=== What the task asks ===
Copy out all the entries word for word.

Start of Listed entries

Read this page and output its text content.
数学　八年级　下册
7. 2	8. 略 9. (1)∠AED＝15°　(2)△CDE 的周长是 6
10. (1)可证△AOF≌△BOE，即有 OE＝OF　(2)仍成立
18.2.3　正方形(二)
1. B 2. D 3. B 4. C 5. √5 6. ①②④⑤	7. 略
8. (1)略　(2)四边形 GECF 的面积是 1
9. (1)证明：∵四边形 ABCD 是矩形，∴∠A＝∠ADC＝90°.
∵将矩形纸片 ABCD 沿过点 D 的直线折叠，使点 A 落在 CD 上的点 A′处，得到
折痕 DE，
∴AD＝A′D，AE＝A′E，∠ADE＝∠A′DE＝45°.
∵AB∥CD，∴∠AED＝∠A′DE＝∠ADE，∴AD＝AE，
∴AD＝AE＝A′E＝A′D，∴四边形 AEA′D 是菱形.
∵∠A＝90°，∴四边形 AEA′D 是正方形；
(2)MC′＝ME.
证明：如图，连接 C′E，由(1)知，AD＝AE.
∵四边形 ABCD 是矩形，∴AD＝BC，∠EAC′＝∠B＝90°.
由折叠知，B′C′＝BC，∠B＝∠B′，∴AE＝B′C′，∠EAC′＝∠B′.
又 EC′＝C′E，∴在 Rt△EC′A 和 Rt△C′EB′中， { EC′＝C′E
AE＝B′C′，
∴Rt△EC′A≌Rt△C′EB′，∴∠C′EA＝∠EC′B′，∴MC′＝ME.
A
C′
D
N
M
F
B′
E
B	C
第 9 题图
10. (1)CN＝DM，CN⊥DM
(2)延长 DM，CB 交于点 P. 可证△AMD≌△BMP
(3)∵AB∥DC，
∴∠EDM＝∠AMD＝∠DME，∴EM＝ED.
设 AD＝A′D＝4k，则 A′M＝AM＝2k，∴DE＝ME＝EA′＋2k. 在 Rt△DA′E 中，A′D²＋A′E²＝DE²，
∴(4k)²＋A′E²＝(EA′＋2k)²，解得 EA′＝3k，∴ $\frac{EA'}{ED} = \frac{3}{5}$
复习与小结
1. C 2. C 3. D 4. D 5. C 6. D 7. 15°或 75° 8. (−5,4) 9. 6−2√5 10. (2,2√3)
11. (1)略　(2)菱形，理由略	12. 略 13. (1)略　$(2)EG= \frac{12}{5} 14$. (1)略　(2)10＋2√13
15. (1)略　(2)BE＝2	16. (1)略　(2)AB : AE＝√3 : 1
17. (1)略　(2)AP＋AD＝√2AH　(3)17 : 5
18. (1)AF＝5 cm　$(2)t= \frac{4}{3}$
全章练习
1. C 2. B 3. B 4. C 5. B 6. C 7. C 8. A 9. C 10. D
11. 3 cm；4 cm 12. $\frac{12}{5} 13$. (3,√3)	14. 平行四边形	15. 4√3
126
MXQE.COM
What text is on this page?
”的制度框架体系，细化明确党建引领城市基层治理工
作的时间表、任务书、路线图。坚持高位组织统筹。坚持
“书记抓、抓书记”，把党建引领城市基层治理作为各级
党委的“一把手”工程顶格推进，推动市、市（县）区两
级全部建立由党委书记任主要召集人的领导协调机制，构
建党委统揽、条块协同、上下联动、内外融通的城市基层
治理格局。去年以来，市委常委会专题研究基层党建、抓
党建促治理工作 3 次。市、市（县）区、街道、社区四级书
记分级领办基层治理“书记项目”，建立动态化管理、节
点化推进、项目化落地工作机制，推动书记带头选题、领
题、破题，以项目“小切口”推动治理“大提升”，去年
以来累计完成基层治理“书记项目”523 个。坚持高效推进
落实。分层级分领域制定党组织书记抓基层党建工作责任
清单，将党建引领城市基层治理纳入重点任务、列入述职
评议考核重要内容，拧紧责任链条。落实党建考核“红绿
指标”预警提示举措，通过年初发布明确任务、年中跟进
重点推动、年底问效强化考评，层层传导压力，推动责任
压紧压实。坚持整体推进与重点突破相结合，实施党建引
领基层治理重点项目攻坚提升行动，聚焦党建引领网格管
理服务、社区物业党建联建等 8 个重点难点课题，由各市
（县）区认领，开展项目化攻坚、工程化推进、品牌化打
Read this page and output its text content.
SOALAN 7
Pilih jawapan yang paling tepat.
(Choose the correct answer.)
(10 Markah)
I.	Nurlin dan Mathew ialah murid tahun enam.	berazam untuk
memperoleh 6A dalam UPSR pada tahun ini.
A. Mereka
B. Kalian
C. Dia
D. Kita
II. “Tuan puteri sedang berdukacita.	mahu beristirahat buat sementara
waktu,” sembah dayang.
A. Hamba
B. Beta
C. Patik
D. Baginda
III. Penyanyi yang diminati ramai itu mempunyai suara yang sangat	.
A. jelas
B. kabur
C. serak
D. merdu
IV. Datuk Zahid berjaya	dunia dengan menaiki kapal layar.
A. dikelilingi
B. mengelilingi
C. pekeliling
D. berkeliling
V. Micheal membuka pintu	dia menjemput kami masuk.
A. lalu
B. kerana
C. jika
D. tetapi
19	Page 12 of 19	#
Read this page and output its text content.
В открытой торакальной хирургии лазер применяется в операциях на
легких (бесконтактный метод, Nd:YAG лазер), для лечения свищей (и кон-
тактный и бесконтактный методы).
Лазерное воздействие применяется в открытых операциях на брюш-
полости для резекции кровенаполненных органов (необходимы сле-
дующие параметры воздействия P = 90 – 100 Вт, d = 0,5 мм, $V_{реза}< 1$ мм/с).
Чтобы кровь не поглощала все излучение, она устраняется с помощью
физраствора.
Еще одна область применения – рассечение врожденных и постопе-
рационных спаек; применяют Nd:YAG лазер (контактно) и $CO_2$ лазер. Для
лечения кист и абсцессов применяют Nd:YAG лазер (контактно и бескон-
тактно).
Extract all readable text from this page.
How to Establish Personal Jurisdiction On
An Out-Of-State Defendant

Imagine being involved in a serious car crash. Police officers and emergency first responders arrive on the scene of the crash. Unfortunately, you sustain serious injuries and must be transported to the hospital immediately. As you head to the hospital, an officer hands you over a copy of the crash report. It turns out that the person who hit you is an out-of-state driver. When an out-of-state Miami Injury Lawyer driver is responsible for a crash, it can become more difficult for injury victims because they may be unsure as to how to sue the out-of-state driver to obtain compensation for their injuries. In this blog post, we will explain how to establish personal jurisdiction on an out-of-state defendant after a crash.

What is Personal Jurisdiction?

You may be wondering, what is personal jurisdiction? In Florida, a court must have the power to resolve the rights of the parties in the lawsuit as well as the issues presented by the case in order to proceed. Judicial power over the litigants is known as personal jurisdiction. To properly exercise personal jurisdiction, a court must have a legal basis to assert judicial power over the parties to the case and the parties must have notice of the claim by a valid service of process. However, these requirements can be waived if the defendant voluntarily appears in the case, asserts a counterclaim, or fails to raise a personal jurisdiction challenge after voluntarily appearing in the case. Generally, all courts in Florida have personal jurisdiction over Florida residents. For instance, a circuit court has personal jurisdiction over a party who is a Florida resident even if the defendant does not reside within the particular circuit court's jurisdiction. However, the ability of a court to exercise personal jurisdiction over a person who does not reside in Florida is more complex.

End of Listed entries

=== Answer for this exercise ===
Read this page and output its text content.
数学　八年级　下册
7. 2	8. 略 9. (1)∠AED＝15°　(2)△CDE 的周长是 6
10. (1)可证△AOF≌△BOE，即有 OE＝OF　(2)仍成立
18.2.3　正方形(二)
1. B 2. D 3. B 4. C 5. √5 6. ①②④⑤	7. 略
8. (1)略　(2)四边形 GECF 的面积是 1
9. (1)证明：∵四边形 ABCD 是矩形，∴∠A＝∠ADC＝90°.
∵将矩形纸片 ABCD 沿过点 D 的直线折叠，使点 A 落在 CD 上的点 A′处，得到
折痕 DE，
∴AD＝A′D，AE＝A′E，∠ADE＝∠A′DE＝45°.
∵AB∥CD，∴∠AED＝∠A′DE＝∠ADE，∴AD＝AE，
∴AD＝AE＝A′E＝A′D，∴四边形 AEA′D 是菱形.
∵∠A＝90°，∴四边形 AEA′D 是正方形；
(2)MC′＝ME.
证明：如图，连接 C′E，由(1)知，AD＝AE.
∵四边形 ABCD 是矩形，∴AD＝BC，∠EAC′＝∠B＝90°.
由折叠知，B′C′＝BC，∠B＝∠B′，∴AE＝B′C′，∠EAC′＝∠B′.
又 EC′＝C′E，∴在 Rt△EC′A 和 Rt△C′EB′中， { EC′＝C′E
AE＝B′C′，
∴Rt△EC′A≌Rt△C′EB′，∴∠C′EA＝∠EC′B′，∴MC′＝ME.
A
C′
D
N
M
F
B′
E
B	C
第 9 题图
10. (1)CN＝DM，CN⊥DM
(2)延长 DM，CB 交于点 P. 可证△AMD≌△BMP
(3)∵AB∥DC，
∴∠EDM＝∠AMD＝∠DME，∴EM＝ED.
设 AD＝A′D＝4k，则 A′M＝AM＝2k，∴DE＝ME＝EA′＋2k. 在 Rt△DA′E 中，A′D²＋A′E²＝DE²，
∴(4k)²＋A′E²＝(EA′＋2k)²，解得 EA′＝3k，∴ $\frac{EA'}{ED} = \frac{3}{5}$
复习与小结
1. C 2. C 3. D 4. D 5. C 6. D 7. 15°或 75° 8. (−5,4) 9. 6−2√5 10. (2,2√3)
11. (1)略　(2)菱形，理由略	12. 略 13. (1)略　$(2)EG= \frac{12}{5} 14$. (1)略　(2)10＋2√13
15. (1)略　(2)BE＝2	16. (1)略　(2)AB : AE＝√3 : 1
17. (1)略　(2)AP＋AD＝√2AH　(3)17 : 5
18. (1)AF＝5 cm　$(2)t= \frac{4}{3}$
全章练习
1. C 2. B 3. B 4. C 5. B 6. C 7. C 8. A 9. C 10. D
11. 3 cm；4 cm 12. $\frac{12}{5} 13$. (3,√3)	14. 平行四边形	15. 4√3
126
MXQE.COM
What text is on this page?
”的制度框架体系，细化明确党建引领城市基层治理工
作的时间表、任务书、路线图。坚持高位组织统筹。坚持
“书记抓、抓书记”，把党建引领城市基层治理作为各级
党委的“一把手”工程顶格推进，推动市、市（县）区两
级全部建立由党委书记任主要召集人的领导协调机制，构
建党委统揽、条块协同、上下联动、内外融通的城市基层
治理格局。去年以来，市委常委会专题研究基层党建、抓
党建促治理工作 3 次。市、市（县）区、街道、社区四级书
记分级领办基层治理“书记项目”，建立动态化管理、节
点化推进、项目化落地工作机制，推动书记带头选题、领
题、破题，以项目“小切口”推动治理“大提升”，去年
以来累计完成基层治理“书记项目”523 个。坚持高效推进
落实。分层级分领域制定党组织书记抓基层党建工作责任
清单，将党建引领城市基层治理纳入重点任务、列入述职
评议考核重要内容，拧紧责任链条。落实党建考核“红绿
指标”预警提示举措，通过年初发布明确任务、年中跟进
重点推动、年底问效强化考评，层层传导压力，推动责任
压紧压实。坚持整体推进与重点突破相结合，实施党建引
领基层治理重点项目攻坚提升行动，聚焦党建引领网格管
理服务、社区物业党建联建等 8 个重点难点课题，由各市
（县）区认领，开展项目化攻坚、工程化推进、品牌化打
Read this page and output its text content.
SOALAN 7
Pilih jawapan yang paling tepat.
(Choose the correct answer.)
(10 Markah)
I.	Nurlin dan Mathew ialah murid tahun enam.	berazam untuk
memperoleh 6A dalam UPSR pada tahun ini.
A. Mereka
B. Kalian
C. Dia
D. Kita
II. “Tuan puteri sedang berdukacita.	mahu beristirahat buat sementara
waktu,” sembah dayang.
A. Hamba
B. Beta
C. Patik
D. Baginda
III. Penyanyi yang diminati ramai itu mempunyai suara yang sangat	.
A. jelas
B. kabur
C. serak
D. merdu
IV. Datuk Zahid berjaya	dunia dengan menaiki kapal layar.
A. dikelilingi
B. mengelilingi
C. pekeliling
D. berkeliling
V. Micheal membuka pintu	dia menjemput kami masuk.
A. lalu
B. kerana
C. jika
D. tetapi
19	Page 12 of 19	#
Read this page and output its text content.
В открытой торакальной хирургии лазер применяется в операциях на
легких (бесконтактный метод, Nd:YAG лазер), для лечения свищей (и кон-
тактный и бесконтактный методы).
Лазерное воздействие применяется в открытых операциях на брюш-
полости для резекции кровенаполненных органов (необходимы сле-
дующие параметры воздействия P = 90 – 100 Вт, d = 0,5 мм, $V_{реза}< 1$ мм/с).
Чтобы кровь не поглощала все излучение, она устраняется с помощью
физраствора.
Еще одна область применения – рассечение врожденных и постопе-
рационных спаек; применяют Nd:YAG лазер (контактно) и $CO_2$ лазер. Для
лечения кист и абсцессов применяют Nd:YAG лазер (контактно и бескон-
тактно).
Extract all readable text from this page.
How to Establish Personal Jurisdiction On
An Out-Of-State Defendant

Imagine being involved in a serious car crash. Police officers and emergency first responders arrive on the scene of the crash. Unfortunately, you sustain serious injuries and must be transported to the hospital immediately. As you head to the hospital, an officer hands you over a copy of the crash report. It turns out that the person who hit you is an out-of-state driver. When an out-of-state Miami Injury Lawyer driver is responsible for a crash, it can become more difficult for injury victims because they may be unsure as to how to sue the out-of-state driver to obtain compensation for their injuries. In this blog post, we will explain how to establish personal jurisdiction on an out-of-state defendant after a crash.

What is Personal Jurisdiction?

You may be wondering, what is personal jurisdiction? In Florida, a court must have the power to resolve the rights of the parties in the lawsuit as well as the issues presented by the case in order to proceed. Judicial power over the litigants is known as personal jurisdiction. To properly exercise personal jurisdiction, a court must have a legal basis to assert judicial power over the parties to the case and the parties must have notice of the claim by a valid service of process. However, these requirements can be waived if the defendant voluntarily appears in the case, asserts a counterclaim, or fails to raise a personal jurisdiction challenge after voluntarily appearing in the case. Generally, all courts in Florida have personal jurisdiction over Florida residents. For instance, a circuit court has personal jurisdiction over a party who is a Florida resident even if the defendant does not reside within the particular circuit court's jurisdiction. However, the ability of a court to exercise personal jurisdiction over a person who does not reside in Florida is more complex.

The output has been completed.